[START OF Input]

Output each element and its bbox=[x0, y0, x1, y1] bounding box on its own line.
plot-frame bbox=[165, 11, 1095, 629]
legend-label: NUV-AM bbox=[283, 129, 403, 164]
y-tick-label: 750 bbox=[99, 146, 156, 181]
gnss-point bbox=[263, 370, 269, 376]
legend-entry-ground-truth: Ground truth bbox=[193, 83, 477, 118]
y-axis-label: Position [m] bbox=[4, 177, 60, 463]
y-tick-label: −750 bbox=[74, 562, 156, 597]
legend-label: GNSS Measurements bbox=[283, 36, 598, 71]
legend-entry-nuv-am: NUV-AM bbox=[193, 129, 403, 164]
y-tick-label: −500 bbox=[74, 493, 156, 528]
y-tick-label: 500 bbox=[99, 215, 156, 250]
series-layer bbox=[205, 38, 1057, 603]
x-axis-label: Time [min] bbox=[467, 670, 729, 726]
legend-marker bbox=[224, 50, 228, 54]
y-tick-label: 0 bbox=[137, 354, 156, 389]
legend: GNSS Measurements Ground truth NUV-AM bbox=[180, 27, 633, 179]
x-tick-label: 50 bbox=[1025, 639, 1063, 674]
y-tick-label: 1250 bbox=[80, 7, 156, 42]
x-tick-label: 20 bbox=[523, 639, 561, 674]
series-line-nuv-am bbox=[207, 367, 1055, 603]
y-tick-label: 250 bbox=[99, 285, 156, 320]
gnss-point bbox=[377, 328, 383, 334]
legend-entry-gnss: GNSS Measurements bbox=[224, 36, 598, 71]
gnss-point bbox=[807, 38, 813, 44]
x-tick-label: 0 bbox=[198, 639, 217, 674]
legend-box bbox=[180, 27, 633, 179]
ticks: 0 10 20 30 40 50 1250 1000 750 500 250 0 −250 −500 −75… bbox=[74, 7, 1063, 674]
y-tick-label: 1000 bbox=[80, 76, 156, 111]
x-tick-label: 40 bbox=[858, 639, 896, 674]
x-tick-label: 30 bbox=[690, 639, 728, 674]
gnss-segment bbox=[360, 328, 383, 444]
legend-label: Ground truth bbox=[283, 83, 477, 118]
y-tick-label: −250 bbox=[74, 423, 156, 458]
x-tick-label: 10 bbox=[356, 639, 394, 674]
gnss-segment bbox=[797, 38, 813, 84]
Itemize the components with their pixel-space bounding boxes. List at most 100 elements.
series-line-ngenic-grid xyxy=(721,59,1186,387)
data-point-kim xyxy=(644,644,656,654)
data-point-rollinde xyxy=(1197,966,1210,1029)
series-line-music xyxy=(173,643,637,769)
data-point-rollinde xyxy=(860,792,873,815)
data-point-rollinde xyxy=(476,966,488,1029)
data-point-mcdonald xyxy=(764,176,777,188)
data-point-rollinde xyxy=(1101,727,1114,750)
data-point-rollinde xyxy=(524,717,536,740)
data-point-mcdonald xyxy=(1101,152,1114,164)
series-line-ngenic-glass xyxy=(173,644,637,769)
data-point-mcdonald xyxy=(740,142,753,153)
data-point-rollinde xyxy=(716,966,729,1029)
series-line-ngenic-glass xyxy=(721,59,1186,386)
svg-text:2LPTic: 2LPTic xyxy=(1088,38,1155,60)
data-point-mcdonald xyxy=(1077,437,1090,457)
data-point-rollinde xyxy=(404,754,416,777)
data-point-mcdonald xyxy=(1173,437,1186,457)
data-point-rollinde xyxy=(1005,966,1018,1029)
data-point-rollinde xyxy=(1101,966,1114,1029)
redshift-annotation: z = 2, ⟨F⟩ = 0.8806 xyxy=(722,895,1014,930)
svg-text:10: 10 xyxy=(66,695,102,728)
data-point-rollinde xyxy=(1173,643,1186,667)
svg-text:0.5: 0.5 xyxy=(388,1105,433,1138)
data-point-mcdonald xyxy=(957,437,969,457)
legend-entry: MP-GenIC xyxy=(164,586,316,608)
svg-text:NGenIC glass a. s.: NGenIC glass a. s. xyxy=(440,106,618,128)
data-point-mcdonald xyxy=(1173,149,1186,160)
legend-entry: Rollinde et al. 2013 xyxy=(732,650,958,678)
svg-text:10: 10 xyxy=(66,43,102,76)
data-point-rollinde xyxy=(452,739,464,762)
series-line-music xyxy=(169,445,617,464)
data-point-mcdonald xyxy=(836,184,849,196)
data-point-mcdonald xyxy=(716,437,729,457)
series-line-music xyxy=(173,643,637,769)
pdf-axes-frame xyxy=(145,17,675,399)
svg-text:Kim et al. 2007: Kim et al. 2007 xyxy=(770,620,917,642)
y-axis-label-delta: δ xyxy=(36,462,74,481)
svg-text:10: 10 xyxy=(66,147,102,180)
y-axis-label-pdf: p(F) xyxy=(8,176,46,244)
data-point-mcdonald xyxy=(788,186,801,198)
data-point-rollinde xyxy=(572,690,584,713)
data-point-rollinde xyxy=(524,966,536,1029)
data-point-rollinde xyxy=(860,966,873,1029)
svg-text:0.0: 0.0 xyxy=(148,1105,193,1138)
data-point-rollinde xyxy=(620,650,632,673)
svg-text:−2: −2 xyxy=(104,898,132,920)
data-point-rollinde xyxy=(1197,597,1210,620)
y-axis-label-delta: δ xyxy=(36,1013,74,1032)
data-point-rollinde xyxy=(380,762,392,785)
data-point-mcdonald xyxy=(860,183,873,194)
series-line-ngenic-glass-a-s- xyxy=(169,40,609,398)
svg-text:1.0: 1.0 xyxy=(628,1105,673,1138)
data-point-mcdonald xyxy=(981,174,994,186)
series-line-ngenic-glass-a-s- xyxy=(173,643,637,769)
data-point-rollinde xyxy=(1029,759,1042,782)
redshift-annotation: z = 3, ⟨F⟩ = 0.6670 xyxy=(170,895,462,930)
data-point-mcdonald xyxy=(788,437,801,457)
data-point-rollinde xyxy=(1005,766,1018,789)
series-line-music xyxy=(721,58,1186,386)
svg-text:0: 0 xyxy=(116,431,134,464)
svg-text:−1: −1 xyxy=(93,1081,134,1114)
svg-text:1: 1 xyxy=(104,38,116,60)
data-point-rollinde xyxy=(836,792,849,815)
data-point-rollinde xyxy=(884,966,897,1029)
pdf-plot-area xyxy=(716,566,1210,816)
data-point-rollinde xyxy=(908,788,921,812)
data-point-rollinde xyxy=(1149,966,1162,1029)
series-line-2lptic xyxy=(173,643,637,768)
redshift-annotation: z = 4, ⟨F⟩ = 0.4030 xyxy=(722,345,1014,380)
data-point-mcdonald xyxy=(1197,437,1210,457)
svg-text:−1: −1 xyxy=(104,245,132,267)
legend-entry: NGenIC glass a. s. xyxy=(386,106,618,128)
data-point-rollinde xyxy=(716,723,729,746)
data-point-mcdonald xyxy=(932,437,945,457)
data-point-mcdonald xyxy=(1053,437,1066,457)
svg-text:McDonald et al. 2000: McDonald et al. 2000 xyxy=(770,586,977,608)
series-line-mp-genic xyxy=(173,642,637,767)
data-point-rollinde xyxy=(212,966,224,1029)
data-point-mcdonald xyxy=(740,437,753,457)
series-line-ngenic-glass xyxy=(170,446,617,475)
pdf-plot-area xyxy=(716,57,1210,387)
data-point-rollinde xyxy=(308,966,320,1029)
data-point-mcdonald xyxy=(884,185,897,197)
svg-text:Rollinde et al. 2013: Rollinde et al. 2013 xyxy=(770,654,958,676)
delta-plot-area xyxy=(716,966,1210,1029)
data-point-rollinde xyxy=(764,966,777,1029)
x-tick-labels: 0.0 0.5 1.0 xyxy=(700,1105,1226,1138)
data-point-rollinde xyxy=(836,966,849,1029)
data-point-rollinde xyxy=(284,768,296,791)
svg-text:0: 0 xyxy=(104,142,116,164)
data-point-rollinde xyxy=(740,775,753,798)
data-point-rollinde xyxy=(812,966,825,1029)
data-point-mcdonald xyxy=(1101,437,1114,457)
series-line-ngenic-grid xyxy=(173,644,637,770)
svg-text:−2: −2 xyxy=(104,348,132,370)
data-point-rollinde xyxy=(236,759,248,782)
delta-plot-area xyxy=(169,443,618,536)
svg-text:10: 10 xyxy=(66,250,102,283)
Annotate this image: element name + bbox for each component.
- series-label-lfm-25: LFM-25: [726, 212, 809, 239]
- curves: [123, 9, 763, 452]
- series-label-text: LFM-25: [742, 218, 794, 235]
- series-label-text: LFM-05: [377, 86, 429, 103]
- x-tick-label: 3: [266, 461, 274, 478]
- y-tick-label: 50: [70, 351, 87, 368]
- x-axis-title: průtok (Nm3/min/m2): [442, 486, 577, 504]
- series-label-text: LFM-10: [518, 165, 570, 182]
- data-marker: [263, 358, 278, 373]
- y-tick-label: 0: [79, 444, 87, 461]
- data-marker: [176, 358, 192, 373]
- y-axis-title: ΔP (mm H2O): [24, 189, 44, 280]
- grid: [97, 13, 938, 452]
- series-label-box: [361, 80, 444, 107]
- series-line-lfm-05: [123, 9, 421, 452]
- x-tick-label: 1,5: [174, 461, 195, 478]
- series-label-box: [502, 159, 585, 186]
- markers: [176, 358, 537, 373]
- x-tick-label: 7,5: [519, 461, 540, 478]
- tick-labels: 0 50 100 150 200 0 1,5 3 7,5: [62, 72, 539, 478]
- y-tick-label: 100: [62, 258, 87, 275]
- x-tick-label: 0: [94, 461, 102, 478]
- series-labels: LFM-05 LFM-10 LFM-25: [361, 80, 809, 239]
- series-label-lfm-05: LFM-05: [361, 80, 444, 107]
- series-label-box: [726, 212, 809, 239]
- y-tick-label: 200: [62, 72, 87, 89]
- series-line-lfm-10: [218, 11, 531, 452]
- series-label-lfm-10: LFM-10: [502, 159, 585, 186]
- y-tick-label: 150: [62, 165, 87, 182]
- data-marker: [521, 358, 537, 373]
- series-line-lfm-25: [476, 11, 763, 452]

[END OF Input]

> [Problem description] Repeat the items above word for word, from the first line up to and including the line with "x-axis-label: Time [min]".

> [Exercise response]
Output each element and its bbox=[x0, y0, x1, y1] bounding box on its own line.
plot-frame bbox=[165, 11, 1095, 629]
legend-label: NUV-AM bbox=[283, 129, 403, 164]
y-tick-label: 750 bbox=[99, 146, 156, 181]
gnss-point bbox=[263, 370, 269, 376]
legend-entry-ground-truth: Ground truth bbox=[193, 83, 477, 118]
y-axis-label: Position [m] bbox=[4, 177, 60, 463]
y-tick-label: −750 bbox=[74, 562, 156, 597]
legend-label: GNSS Measurements bbox=[283, 36, 598, 71]
legend-entry-nuv-am: NUV-AM bbox=[193, 129, 403, 164]
y-tick-label: −500 bbox=[74, 493, 156, 528]
y-tick-label: 500 bbox=[99, 215, 156, 250]
series-layer bbox=[205, 38, 1057, 603]
x-axis-label: Time [min] bbox=[467, 670, 729, 726]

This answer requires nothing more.